_What needs to be done_: Scan the records for the string "Pink"; copy each line where it occurs.
■ ■ ■ ■ ■
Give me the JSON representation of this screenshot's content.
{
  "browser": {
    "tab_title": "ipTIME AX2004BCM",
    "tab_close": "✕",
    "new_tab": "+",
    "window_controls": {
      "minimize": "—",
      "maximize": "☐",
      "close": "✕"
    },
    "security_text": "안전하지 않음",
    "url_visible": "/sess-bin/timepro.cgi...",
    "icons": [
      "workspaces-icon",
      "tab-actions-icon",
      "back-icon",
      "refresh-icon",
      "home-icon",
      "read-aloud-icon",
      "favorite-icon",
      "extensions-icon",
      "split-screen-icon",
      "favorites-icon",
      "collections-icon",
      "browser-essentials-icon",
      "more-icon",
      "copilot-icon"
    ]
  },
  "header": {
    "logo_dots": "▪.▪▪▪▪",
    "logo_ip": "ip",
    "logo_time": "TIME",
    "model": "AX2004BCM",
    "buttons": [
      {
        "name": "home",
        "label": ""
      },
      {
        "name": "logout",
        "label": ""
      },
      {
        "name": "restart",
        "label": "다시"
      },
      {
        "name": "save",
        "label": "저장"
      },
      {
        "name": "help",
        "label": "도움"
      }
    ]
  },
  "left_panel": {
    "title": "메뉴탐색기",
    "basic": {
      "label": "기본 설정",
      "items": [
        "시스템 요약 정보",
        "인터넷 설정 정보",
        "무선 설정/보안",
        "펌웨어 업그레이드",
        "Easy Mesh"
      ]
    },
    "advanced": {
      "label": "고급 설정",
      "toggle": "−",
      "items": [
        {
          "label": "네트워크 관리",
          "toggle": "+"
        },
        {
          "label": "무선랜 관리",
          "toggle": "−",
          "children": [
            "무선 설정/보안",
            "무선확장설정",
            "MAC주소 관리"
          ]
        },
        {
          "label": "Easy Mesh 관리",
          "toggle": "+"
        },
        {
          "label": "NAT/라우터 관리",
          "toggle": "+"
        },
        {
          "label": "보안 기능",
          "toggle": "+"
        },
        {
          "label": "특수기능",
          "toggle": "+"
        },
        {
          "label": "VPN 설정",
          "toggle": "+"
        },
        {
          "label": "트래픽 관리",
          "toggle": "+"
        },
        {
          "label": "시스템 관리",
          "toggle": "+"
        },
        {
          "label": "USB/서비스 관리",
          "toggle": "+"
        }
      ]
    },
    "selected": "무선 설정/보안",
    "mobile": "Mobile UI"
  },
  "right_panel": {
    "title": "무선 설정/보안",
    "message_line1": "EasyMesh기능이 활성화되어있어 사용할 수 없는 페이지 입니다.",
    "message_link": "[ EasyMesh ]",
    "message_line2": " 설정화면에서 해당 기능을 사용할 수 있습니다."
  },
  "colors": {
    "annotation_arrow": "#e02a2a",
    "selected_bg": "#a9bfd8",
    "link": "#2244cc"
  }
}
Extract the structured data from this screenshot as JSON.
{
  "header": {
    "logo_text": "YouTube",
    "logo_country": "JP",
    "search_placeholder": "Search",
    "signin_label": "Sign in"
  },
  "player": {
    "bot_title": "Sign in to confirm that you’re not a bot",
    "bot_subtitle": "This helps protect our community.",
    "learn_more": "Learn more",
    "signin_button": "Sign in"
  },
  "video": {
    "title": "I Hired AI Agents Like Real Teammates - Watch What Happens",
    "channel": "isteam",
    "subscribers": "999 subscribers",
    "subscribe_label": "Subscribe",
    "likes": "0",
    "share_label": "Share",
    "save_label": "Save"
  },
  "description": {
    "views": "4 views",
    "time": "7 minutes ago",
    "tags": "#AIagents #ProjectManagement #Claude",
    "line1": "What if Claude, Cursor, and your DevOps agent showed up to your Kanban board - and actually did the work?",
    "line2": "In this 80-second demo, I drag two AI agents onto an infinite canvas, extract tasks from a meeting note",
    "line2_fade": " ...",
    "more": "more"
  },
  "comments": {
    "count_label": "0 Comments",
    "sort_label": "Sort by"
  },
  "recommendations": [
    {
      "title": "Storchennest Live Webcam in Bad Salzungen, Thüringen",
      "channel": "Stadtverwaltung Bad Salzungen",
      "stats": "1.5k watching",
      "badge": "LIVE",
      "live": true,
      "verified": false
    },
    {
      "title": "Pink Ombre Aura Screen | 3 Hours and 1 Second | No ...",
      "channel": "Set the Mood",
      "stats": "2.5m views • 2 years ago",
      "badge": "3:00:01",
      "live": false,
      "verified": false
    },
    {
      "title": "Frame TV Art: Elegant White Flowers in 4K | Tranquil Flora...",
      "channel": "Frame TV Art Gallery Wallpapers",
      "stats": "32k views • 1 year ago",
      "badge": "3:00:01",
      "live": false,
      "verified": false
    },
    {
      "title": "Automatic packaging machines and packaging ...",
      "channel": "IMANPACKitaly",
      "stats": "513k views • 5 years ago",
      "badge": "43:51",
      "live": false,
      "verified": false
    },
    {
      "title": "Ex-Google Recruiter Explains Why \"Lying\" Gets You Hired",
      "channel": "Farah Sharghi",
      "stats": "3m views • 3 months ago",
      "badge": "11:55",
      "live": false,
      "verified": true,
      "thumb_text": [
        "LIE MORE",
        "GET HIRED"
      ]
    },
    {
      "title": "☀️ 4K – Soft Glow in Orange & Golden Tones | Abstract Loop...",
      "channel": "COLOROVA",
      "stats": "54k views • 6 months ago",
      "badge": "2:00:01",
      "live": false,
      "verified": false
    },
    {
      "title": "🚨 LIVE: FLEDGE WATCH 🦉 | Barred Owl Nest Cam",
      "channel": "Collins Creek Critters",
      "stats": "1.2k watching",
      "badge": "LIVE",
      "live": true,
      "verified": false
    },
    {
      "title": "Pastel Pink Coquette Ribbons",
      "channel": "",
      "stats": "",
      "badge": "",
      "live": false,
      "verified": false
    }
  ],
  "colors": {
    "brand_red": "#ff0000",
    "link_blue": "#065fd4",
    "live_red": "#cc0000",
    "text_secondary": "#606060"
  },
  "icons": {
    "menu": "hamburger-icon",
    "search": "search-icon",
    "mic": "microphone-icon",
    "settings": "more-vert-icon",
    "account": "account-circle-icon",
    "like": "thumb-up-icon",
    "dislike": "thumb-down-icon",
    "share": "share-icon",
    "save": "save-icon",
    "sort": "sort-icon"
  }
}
■ ■ ■ ■ ■
_Exercise output_:
      "title": "Pink Ombre Aura Screen | 3 Hours and 1 Second | No ...",
      "title": "Pastel Pink Coquette Ribbons",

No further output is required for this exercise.